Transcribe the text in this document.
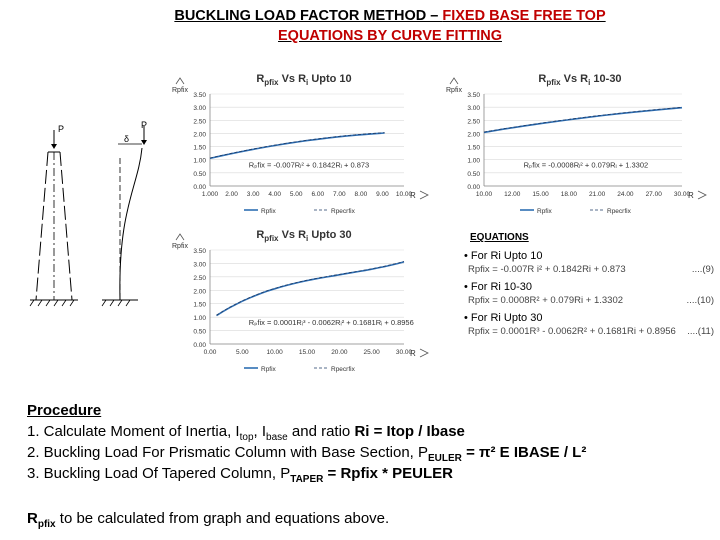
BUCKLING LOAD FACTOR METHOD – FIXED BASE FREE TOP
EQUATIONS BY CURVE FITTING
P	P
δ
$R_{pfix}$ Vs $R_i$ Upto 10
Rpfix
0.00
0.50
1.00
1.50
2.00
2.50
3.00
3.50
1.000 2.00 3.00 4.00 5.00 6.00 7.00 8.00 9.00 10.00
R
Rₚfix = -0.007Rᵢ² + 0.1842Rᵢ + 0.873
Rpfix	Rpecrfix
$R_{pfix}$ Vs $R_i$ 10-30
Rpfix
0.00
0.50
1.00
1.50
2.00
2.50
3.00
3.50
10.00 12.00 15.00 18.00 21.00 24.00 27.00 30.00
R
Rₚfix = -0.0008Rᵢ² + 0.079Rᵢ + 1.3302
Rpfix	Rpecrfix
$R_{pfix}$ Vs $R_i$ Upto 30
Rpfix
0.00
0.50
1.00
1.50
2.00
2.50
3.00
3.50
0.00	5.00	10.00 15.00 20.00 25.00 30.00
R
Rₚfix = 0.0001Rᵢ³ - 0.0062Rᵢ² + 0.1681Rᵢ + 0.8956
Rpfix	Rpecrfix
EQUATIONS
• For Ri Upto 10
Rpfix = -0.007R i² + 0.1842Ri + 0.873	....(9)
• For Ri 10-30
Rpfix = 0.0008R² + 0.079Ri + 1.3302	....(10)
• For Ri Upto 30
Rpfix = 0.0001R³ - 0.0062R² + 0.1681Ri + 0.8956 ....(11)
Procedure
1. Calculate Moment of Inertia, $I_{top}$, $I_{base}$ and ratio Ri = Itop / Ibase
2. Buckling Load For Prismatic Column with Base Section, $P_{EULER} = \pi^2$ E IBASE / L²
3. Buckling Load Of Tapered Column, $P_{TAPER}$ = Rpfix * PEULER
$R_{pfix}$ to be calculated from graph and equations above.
============
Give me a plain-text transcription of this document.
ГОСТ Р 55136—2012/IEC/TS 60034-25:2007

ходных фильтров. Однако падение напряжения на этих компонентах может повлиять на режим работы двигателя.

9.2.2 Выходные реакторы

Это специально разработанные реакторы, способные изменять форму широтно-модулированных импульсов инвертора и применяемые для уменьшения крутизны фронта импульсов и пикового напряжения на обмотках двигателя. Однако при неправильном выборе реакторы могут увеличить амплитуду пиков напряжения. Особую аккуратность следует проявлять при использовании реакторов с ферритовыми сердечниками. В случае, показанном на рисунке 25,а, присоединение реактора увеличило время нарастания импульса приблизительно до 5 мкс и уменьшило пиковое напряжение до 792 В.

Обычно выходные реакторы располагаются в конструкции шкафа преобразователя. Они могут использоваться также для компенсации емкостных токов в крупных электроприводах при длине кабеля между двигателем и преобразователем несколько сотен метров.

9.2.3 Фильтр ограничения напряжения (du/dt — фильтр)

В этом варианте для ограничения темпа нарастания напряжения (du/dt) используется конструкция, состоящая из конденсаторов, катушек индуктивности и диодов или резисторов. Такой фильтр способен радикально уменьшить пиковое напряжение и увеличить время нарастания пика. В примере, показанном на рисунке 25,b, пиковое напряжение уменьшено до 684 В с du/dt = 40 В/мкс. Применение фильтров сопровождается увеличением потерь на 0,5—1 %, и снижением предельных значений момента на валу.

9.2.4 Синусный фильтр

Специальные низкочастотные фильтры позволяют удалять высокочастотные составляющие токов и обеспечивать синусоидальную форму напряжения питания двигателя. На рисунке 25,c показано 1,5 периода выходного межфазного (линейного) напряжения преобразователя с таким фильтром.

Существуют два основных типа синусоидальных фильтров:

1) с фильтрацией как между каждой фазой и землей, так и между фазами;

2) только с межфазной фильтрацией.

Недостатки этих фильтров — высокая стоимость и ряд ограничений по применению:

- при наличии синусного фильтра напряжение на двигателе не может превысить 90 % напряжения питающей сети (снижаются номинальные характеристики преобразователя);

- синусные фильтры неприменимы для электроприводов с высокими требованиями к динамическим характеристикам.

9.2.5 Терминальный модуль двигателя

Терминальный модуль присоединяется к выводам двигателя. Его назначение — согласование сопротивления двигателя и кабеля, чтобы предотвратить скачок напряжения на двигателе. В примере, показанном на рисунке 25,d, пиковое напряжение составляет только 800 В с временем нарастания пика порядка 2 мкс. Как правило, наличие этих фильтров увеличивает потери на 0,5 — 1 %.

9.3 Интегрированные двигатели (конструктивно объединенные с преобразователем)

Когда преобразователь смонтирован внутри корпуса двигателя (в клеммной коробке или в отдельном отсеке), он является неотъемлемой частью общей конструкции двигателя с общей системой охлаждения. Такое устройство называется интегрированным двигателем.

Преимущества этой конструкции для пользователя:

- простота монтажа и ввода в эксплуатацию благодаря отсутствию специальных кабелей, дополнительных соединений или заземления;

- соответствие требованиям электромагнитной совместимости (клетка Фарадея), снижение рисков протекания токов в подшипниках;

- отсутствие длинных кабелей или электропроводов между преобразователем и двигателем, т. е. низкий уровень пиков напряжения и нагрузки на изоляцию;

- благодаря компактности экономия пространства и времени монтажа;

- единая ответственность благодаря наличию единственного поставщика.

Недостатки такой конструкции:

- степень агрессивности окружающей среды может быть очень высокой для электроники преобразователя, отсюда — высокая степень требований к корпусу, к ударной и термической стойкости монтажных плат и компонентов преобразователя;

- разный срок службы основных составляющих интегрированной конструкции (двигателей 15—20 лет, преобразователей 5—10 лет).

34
============
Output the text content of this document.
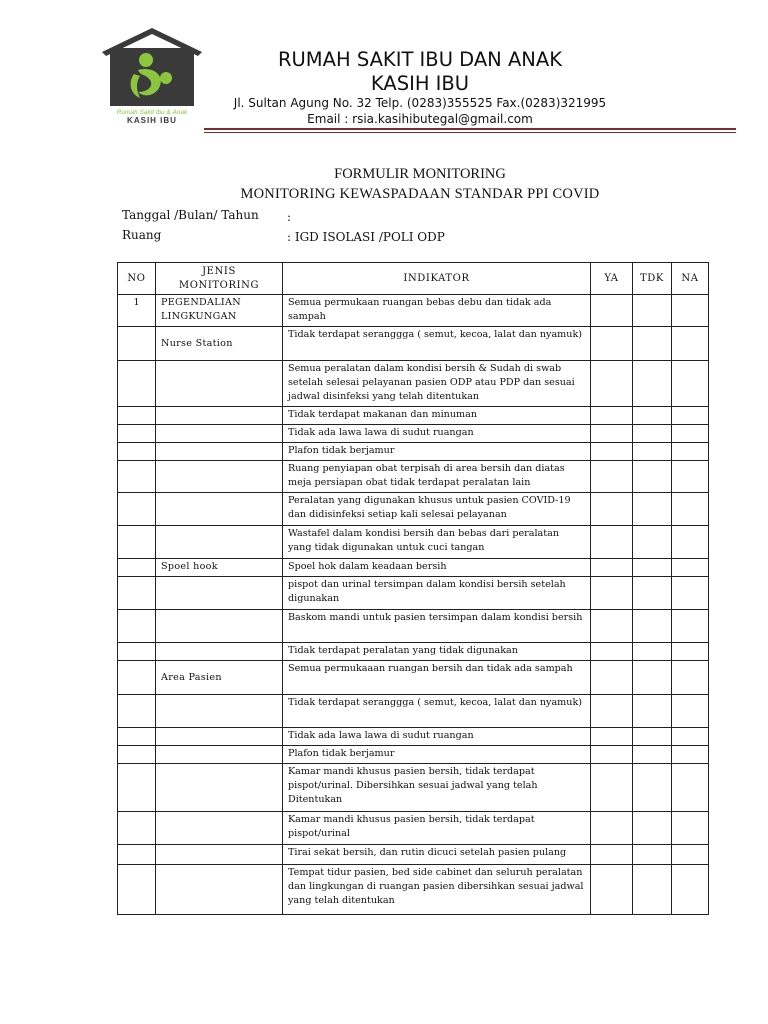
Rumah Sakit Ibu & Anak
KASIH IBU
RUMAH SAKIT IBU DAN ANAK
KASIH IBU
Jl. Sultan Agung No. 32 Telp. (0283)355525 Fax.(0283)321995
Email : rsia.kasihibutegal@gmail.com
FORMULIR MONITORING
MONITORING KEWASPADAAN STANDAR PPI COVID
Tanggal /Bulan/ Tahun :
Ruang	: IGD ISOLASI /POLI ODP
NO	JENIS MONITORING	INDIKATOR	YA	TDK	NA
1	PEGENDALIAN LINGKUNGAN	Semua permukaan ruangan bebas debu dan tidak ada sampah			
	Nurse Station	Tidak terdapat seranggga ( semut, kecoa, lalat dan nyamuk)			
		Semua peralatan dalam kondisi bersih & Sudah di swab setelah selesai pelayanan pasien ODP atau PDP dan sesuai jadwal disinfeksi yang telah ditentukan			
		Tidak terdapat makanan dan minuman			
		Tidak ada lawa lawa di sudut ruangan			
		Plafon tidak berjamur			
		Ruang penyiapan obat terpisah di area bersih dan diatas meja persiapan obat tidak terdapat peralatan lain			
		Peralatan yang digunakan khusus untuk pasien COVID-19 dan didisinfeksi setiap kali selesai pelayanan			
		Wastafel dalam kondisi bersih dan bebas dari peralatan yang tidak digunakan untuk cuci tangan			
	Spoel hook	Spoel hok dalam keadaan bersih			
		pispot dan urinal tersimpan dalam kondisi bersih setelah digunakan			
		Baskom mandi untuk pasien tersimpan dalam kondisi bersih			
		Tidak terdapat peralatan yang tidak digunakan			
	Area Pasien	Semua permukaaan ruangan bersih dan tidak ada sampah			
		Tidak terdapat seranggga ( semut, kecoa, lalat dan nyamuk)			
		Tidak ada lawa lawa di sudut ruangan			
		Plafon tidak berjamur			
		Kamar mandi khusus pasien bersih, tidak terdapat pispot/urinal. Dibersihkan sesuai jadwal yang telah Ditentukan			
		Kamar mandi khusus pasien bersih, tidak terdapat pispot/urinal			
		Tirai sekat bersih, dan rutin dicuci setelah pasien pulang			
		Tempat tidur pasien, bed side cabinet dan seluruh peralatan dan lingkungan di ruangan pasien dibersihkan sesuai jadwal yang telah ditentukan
============
» WHAT TO PRODUCE
Look through the entries and find each line that has the string "document". Copy those lines.

» FULL OUTPUT
Transcribe the text in this document.
Give me a plain-text transcription of this document.
Output the text content of this document.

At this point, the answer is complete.